AIM: Copy the lines holding the word "unable", all of them.

EXTRACTED INFORMATION:
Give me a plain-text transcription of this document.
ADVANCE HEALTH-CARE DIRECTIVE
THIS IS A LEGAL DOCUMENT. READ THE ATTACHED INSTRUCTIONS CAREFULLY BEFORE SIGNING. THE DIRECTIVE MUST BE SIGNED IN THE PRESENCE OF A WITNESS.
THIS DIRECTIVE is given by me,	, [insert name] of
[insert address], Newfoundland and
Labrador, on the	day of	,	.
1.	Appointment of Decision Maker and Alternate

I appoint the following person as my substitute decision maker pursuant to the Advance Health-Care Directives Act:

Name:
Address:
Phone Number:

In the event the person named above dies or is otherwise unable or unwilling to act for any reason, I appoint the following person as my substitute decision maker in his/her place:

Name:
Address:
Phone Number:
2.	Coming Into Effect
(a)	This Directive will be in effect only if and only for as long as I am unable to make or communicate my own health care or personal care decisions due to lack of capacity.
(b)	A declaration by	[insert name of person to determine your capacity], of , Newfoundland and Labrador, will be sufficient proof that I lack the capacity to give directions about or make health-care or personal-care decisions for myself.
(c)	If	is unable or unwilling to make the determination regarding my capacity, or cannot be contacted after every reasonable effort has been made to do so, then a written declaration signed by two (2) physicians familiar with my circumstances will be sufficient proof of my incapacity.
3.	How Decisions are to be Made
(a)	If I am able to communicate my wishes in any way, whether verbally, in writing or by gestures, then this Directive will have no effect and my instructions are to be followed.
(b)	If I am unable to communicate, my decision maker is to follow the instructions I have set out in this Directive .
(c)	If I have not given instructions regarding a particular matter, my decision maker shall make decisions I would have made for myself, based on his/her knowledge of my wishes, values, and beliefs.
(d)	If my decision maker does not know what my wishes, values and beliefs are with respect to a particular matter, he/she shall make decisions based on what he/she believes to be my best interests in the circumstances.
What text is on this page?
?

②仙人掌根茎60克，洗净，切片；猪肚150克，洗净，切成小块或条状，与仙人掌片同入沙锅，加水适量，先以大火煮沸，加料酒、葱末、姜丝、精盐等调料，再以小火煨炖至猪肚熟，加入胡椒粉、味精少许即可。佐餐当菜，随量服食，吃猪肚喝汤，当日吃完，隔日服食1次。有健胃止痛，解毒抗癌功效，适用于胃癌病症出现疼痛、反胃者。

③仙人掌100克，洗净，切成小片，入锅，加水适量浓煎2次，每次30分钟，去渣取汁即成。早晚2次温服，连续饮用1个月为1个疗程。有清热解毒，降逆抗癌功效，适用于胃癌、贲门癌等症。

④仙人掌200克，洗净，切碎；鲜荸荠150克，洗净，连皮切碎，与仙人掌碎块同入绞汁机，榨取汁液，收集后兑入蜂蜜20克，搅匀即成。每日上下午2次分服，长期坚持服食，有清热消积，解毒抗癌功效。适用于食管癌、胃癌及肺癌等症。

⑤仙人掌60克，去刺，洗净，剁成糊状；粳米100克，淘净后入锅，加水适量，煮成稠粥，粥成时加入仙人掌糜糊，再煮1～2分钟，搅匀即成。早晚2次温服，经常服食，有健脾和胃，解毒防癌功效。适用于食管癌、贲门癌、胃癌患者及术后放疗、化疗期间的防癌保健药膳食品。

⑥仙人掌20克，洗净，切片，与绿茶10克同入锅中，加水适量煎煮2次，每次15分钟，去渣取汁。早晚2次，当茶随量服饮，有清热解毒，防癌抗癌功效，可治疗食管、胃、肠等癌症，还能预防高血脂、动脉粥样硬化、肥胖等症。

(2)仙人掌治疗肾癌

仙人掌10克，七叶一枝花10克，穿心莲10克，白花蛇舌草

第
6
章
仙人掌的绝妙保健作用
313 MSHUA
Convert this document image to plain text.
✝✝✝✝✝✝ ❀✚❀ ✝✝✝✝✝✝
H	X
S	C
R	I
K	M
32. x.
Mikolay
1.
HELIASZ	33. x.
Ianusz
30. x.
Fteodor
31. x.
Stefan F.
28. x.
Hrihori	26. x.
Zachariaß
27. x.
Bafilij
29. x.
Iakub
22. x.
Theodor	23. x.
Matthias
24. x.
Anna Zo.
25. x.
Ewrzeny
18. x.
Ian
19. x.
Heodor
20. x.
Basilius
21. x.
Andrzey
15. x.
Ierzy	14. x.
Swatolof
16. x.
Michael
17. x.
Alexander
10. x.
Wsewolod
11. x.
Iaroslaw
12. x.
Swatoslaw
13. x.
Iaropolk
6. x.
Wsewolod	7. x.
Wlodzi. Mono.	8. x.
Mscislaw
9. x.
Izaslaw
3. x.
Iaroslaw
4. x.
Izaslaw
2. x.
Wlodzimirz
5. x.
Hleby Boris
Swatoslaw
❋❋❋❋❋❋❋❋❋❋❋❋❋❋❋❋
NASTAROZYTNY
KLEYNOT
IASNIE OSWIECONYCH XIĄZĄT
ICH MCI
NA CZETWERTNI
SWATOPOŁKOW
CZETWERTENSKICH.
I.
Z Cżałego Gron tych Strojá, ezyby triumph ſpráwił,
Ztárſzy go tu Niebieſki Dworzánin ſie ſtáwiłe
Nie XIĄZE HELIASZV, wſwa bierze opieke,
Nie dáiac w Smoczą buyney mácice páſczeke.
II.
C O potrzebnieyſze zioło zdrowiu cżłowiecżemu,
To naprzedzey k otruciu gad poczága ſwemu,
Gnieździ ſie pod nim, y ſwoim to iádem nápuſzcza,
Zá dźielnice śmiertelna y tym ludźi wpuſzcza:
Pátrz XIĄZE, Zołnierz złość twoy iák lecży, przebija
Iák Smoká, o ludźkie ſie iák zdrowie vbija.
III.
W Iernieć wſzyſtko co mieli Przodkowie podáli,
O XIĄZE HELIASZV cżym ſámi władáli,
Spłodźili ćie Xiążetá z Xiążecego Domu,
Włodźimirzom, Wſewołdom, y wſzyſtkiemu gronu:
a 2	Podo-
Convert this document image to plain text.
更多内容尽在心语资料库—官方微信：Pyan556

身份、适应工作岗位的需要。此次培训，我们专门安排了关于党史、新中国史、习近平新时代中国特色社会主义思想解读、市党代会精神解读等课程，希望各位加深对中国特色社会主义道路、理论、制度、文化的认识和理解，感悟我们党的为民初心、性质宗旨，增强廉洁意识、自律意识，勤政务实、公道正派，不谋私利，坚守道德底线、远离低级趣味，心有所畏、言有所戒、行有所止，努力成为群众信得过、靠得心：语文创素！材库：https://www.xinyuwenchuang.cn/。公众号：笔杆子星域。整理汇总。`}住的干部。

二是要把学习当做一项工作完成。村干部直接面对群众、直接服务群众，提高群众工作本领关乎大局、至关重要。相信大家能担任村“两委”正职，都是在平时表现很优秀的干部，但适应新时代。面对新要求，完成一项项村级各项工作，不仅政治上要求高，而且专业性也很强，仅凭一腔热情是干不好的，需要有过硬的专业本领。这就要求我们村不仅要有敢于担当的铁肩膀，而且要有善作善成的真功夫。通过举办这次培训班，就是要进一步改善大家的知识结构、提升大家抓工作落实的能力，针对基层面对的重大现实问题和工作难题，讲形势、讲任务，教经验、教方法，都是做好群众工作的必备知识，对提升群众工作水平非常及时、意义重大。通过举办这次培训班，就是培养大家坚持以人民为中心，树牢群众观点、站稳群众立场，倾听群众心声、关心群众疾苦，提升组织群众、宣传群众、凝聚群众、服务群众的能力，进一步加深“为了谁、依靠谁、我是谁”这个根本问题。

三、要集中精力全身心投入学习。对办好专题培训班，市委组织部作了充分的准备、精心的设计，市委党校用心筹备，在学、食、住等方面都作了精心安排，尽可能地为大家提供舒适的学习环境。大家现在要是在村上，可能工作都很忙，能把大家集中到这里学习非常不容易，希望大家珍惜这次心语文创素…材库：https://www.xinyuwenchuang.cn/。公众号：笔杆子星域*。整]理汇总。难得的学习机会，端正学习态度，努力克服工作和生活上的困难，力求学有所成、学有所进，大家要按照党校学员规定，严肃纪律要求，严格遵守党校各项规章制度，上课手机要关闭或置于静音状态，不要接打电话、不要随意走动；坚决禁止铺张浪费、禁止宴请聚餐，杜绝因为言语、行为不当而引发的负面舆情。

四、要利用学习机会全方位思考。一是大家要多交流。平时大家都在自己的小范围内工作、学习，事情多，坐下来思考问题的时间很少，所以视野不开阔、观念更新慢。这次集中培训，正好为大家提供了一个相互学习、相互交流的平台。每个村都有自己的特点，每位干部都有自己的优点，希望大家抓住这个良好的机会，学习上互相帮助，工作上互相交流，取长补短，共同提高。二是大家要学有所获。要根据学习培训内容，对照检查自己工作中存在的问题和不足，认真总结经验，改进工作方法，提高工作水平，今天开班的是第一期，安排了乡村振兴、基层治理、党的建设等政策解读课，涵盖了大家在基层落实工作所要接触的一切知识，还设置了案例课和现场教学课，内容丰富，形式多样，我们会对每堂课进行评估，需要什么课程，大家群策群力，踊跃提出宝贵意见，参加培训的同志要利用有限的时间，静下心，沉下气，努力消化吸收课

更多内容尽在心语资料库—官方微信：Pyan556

RESPONSE TO THE TASK:
In the event the person named above dies or is otherwise unable or unwilling to act for any reason, I appoint the following person as my substitute decision maker in his/her place:
(a)	This Directive will be in effect only if and only for as long as I am unable to make or communicate my own health care or personal care decisions due to lack of capacity.
(c)	If	is unable or unwilling to make the determination regarding my capacity, or cannot be contacted after every reasonable effort has been made to do so, then a written declaration signed by two (2) physicians familiar with my circumstances will be sufficient proof of my incapacity.
(b)	If I am unable to communicate, my decision maker is to follow the instructions I have set out in this Directive .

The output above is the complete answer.